## Description of the task
Work out how many lines in the entries contain the string "este", and give nothing but that number.

## Stored rows
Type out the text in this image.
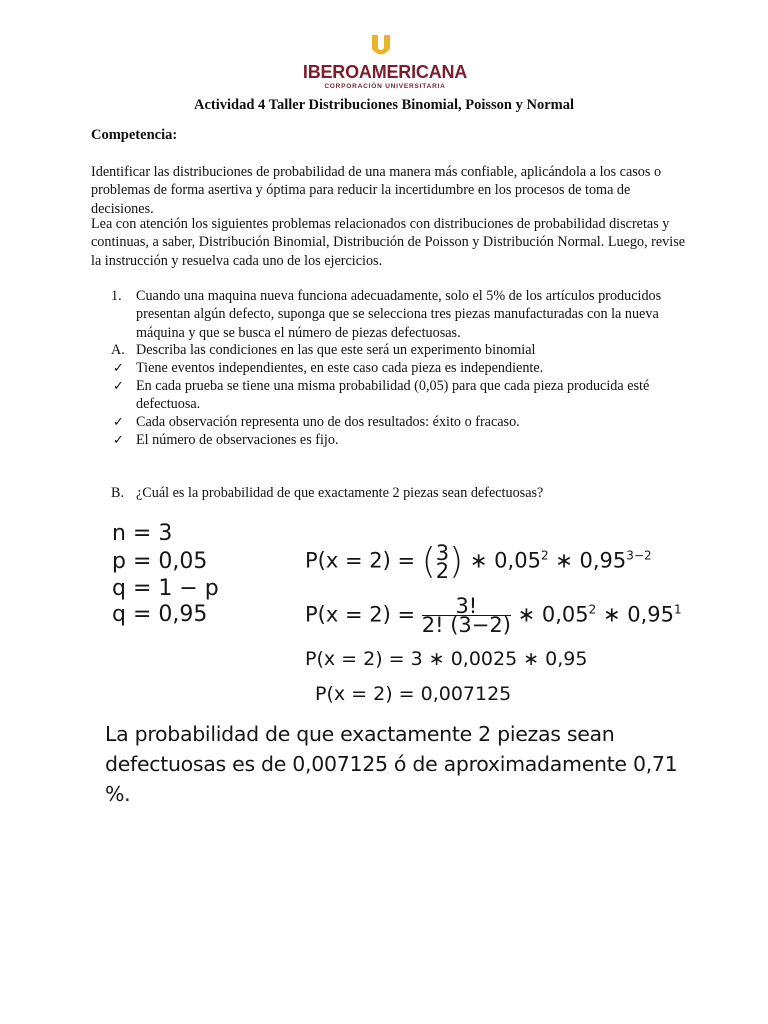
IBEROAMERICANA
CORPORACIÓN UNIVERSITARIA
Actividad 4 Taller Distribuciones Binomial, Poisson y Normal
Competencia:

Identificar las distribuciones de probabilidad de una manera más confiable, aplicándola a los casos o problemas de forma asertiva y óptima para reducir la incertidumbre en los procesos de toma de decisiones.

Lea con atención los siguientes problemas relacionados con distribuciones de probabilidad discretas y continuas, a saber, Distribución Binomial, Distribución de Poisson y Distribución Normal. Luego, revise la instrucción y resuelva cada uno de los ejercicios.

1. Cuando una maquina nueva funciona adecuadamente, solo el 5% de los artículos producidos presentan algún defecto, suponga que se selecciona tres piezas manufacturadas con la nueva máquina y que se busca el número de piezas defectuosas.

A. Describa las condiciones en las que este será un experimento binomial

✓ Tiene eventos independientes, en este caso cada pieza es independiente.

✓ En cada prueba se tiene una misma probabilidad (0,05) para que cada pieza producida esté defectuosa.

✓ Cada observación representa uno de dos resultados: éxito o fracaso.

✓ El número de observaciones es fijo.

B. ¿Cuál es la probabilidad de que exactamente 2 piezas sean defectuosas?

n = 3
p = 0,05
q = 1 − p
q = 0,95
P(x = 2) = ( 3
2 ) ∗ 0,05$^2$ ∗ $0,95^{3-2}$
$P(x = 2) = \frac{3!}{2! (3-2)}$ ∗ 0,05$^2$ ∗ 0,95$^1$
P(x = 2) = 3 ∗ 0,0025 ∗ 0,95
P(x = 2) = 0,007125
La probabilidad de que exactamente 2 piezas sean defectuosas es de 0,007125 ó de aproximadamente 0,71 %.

## The completed task
2